[START MATERIAL SHOWN]

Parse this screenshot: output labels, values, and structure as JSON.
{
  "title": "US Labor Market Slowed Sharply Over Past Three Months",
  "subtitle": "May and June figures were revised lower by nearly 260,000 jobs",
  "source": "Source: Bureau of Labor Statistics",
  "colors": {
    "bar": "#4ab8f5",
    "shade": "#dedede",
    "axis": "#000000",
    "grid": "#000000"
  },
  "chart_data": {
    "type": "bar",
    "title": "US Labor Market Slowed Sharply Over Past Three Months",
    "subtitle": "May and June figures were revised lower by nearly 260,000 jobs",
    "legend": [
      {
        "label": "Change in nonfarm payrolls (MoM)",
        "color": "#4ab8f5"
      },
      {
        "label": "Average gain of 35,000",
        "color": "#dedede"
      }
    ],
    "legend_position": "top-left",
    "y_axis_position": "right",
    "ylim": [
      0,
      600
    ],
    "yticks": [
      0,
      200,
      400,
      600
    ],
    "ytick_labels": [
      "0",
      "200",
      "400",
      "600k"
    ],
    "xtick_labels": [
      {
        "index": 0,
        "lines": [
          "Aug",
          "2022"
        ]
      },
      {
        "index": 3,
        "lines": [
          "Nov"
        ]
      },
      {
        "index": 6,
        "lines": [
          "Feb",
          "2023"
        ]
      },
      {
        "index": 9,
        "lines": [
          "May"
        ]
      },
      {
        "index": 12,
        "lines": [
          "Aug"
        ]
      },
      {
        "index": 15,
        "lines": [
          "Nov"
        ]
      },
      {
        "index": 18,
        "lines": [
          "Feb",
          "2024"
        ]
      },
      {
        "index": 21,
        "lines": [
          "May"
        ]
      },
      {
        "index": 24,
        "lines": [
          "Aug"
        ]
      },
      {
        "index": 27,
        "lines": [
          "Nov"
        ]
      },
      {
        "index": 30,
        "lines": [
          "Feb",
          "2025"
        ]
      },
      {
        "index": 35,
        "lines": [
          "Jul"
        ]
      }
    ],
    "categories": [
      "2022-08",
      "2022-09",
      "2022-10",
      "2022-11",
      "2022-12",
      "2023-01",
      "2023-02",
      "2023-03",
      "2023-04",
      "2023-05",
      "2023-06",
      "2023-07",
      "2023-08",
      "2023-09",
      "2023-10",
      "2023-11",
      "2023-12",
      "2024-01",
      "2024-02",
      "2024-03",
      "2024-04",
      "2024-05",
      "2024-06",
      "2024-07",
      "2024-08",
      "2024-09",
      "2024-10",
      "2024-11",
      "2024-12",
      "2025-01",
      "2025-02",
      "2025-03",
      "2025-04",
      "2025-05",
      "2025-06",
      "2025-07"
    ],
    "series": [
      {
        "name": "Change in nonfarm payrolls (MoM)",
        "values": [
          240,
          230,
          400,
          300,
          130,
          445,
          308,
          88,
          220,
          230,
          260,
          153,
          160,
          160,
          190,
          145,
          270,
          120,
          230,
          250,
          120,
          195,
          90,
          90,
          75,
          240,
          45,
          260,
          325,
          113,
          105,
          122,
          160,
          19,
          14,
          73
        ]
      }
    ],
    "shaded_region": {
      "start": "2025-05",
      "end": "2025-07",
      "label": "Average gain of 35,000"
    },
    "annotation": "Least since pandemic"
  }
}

[END MATERIAL SHOWN]

• REQUIREMENTS: Quote every line of the data, word for word.

• THE COMPLETED TASK:
Parse this screenshot: output labels, values, and structure as JSON.
{
  "title": "US Labor Market Slowed Sharply Over Past Three Months",
  "subtitle": "May and June figures were revised lower by nearly 260,000 jobs",
  "source": "Source: Bureau of Labor Statistics",
  "colors": {
    "bar": "#4ab8f5",
    "shade": "#dedede",
    "axis": "#000000",
    "grid": "#000000"
  },
  "chart_data": {
    "type": "bar",
    "title": "US Labor Market Slowed Sharply Over Past Three Months",
    "subtitle": "May and June figures were revised lower by nearly 260,000 jobs",
    "legend": [
      {
        "label": "Change in nonfarm payrolls (MoM)",
        "color": "#4ab8f5"
      },
      {
        "label": "Average gain of 35,000",
        "color": "#dedede"
      }
    ],
    "legend_position": "top-left",
    "y_axis_position": "right",
    "ylim": [
      0,
      600
    ],
    "yticks": [
      0,
      200,
      400,
      600
    ],
    "ytick_labels": [
      "0",
      "200",
      "400",
      "600k"
    ],
    "xtick_labels": [
      {
        "index": 0,
        "lines": [
          "Aug",
          "2022"
        ]
      },
      {
        "index": 3,
        "lines": [
          "Nov"
        ]
      },
      {
        "index": 6,
        "lines": [
          "Feb",
          "2023"
        ]
      },
      {
        "index": 9,
        "lines": [
          "May"
        ]
      },
      {
        "index": 12,
        "lines": [
          "Aug"
        ]
      },
      {
        "index": 15,
        "lines": [
          "Nov"
        ]
      },
      {
        "index": 18,
        "lines": [
          "Feb",
          "2024"
        ]
      },
      {
        "index": 21,
        "lines": [
          "May"
        ]
      },
      {
        "index": 24,
        "lines": [
          "Aug"
        ]
      },
      {
        "index": 27,
        "lines": [
          "Nov"
        ]
      },
      {
        "index": 30,
        "lines": [
          "Feb",
          "2025"
        ]
      },
      {
        "index": 35,
        "lines": [
          "Jul"
        ]
      }
    ],
    "categories": [
      "2022-08",
      "2022-09",
      "2022-10",
      "2022-11",
      "2022-12",
      "2023-01",
      "2023-02",
      "2023-03",
      "2023-04",
      "2023-05",
      "2023-06",
      "2023-07",
      "2023-08",
      "2023-09",
      "2023-10",
      "2023-11",
      "2023-12",
      "2024-01",
      "2024-02",
      "2024-03",
      "2024-04",
      "2024-05",
      "2024-06",
      "2024-07",
      "2024-08",
      "2024-09",
      "2024-10",
      "2024-11",
      "2024-12",
      "2025-01",
      "2025-02",
      "2025-03",
      "2025-04",
      "2025-05",
      "2025-06",
      "2025-07"
    ],
    "series": [
      {
        "name": "Change in nonfarm payrolls (MoM)",
        "values": [
          240,
          230,
          400,
          300,
          130,
          445,
          308,
          88,
          220,
          230,
          260,
          153,
          160,
          160,
          190,
          145,
          270,
          120,
          230,
          250,
          120,
          195,
          90,
          90,
          75,
          240,
          45,
          260,
          325,
          113,
          105,
          122,
          160,
          19,
          14,
          73
        ]
      }
    ],
    "shaded_region": {
      "start": "2025-05",
      "end": "2025-07",
      "label": "Average gain of 35,000"
    },
    "annotation": "Least since pandemic"
  }
}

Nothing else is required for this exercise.